Task >> The records below are made of lines; count those holding the word "Organic" and give the number only.

● ● ● ●

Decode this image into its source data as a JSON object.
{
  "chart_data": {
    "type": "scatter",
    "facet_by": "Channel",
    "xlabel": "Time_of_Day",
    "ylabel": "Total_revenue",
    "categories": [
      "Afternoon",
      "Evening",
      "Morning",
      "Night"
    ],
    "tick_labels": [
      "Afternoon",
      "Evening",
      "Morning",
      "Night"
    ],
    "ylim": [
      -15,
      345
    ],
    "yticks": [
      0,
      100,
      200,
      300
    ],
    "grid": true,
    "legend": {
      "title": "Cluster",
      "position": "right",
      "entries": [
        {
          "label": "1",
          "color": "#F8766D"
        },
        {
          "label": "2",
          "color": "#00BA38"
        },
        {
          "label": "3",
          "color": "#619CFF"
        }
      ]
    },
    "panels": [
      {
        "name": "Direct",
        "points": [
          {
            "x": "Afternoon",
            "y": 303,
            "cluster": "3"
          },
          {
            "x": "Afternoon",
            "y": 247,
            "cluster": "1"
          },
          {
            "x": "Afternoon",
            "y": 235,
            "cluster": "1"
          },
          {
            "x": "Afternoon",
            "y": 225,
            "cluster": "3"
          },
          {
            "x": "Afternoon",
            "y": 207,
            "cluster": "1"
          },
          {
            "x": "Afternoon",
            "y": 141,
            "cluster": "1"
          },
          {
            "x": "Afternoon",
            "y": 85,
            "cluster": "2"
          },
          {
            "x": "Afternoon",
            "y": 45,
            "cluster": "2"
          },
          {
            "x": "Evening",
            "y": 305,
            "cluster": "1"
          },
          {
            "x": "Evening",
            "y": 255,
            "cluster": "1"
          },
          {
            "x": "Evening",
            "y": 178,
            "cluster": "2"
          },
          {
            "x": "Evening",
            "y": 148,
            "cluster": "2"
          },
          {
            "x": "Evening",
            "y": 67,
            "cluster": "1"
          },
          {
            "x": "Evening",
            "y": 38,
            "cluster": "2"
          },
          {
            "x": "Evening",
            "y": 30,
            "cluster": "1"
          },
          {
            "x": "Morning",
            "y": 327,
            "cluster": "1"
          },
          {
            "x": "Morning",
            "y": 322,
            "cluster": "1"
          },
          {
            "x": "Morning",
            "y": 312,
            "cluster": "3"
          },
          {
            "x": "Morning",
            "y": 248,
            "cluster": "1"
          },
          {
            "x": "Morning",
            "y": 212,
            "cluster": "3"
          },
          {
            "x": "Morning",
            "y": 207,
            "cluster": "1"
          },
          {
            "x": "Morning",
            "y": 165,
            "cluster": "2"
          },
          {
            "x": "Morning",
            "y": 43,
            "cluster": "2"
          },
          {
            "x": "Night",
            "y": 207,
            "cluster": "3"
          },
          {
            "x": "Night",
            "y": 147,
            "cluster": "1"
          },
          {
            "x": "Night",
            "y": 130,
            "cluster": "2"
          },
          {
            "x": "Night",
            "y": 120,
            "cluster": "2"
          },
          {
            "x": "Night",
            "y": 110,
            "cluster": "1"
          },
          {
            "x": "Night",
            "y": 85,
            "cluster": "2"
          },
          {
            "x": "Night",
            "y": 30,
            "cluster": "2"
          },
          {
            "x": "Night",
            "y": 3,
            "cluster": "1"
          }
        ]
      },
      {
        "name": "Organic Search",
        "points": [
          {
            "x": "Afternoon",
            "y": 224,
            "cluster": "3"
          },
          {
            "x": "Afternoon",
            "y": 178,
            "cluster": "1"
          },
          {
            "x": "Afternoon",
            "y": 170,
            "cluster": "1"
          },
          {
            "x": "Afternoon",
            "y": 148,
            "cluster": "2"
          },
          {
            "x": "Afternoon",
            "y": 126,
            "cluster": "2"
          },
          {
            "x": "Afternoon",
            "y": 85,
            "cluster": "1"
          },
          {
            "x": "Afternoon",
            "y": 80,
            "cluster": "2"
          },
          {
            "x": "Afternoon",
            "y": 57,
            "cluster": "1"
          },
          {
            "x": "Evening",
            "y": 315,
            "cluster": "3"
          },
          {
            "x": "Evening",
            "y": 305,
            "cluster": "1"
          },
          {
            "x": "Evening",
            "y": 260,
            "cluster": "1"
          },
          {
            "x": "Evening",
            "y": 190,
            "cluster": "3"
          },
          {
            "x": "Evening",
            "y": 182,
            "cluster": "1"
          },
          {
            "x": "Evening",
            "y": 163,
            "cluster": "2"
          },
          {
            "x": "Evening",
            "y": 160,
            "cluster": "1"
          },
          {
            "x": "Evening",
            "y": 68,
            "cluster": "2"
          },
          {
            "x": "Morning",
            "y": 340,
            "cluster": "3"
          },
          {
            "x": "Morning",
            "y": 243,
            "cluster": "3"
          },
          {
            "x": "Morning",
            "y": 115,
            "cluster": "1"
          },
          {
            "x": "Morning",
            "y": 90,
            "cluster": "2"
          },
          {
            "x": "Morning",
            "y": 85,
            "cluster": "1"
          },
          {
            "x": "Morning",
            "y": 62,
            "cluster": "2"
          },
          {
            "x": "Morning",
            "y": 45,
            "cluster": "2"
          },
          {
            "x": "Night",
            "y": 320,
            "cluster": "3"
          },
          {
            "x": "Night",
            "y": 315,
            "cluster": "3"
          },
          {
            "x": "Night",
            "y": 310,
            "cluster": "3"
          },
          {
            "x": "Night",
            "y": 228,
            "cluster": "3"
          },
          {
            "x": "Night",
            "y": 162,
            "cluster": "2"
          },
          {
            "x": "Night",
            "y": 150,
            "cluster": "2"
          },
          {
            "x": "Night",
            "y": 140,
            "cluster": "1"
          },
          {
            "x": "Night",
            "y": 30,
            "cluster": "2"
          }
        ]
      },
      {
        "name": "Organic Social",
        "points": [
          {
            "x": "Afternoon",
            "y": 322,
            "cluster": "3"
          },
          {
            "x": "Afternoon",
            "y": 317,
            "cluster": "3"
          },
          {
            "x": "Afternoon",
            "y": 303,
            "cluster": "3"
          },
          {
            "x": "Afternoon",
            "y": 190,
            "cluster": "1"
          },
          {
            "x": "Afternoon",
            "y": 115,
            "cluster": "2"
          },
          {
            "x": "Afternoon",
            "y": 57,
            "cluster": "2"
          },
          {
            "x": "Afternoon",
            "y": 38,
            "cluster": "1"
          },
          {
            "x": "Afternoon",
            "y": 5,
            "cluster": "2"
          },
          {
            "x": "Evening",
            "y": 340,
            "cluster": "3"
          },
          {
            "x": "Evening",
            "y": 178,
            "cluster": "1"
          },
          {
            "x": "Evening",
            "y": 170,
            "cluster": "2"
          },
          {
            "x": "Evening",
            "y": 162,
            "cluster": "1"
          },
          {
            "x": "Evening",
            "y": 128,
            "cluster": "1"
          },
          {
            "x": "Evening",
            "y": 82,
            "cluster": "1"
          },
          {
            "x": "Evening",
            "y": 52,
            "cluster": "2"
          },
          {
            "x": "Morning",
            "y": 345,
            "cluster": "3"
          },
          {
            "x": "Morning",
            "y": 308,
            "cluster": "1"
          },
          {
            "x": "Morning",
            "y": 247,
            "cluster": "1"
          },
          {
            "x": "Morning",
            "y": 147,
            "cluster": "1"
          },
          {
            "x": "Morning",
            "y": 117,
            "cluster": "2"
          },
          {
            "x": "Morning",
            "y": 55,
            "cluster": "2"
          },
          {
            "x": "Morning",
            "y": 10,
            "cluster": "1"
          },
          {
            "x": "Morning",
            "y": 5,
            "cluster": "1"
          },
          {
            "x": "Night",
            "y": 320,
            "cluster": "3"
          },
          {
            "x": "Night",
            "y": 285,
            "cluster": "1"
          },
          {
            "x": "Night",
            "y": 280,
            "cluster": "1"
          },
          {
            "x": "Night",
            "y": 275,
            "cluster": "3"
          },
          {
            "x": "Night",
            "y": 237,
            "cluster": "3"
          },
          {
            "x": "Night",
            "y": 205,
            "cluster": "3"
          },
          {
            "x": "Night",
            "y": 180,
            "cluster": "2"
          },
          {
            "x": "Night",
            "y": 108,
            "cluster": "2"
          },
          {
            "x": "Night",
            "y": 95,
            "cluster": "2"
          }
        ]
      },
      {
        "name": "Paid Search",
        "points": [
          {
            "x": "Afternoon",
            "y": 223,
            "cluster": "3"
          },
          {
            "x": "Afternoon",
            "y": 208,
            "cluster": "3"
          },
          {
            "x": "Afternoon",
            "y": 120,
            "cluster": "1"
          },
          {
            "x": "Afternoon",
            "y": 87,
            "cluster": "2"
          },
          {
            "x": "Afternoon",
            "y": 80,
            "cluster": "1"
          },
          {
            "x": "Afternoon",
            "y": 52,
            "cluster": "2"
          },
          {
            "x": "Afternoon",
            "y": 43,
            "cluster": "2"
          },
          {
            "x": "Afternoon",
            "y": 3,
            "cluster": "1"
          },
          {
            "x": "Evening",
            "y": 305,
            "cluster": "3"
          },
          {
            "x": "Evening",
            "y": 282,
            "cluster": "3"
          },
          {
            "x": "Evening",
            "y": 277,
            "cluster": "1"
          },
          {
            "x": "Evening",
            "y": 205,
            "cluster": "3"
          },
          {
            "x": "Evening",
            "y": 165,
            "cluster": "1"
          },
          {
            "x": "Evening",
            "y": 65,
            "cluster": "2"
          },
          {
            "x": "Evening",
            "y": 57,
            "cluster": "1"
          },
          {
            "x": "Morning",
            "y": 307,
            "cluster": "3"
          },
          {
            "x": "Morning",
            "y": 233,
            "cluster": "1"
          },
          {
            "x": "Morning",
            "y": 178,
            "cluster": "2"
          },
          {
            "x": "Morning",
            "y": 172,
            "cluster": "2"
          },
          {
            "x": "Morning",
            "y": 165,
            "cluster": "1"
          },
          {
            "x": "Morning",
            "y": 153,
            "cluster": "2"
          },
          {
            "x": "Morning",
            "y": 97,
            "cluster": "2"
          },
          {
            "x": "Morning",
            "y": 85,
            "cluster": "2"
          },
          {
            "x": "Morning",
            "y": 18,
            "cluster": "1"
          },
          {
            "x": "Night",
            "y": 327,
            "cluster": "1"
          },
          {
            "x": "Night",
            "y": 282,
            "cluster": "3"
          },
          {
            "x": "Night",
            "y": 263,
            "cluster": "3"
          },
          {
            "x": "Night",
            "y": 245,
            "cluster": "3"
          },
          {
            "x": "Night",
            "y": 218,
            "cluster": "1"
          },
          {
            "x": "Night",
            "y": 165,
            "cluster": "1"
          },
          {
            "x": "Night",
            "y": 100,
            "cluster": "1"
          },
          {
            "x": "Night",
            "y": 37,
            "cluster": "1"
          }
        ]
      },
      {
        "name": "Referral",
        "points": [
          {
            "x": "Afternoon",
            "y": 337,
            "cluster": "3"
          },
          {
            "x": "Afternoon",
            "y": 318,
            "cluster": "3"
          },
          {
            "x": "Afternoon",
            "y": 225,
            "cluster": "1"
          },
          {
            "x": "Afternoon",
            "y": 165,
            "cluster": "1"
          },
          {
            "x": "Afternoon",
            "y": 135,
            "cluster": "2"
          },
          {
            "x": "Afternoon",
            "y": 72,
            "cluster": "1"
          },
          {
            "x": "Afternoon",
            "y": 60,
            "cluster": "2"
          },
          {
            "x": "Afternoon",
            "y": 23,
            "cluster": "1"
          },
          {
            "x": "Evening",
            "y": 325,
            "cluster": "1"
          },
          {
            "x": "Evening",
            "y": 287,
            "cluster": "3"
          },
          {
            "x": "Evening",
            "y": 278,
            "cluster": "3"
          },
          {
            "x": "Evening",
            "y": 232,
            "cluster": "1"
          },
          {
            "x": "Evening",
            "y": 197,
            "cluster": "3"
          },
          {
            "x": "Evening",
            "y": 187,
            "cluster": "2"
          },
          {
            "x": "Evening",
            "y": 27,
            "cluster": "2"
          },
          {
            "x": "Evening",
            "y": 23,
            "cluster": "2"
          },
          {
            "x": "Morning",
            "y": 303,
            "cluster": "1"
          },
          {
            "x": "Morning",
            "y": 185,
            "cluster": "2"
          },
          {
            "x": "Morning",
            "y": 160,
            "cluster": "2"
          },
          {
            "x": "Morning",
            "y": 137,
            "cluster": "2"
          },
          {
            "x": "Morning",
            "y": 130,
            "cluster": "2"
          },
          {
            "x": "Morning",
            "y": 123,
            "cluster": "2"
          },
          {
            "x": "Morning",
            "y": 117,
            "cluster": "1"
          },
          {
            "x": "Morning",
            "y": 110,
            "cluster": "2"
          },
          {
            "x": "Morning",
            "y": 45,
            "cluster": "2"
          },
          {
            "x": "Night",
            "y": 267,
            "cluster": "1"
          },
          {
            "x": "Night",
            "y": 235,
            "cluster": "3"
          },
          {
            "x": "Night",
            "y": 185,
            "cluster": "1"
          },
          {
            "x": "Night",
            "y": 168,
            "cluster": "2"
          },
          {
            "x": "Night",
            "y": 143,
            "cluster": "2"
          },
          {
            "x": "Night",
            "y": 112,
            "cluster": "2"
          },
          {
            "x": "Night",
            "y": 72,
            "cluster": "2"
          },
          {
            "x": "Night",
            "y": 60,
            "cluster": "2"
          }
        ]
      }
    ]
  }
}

● ● ● ●

The answer >> 2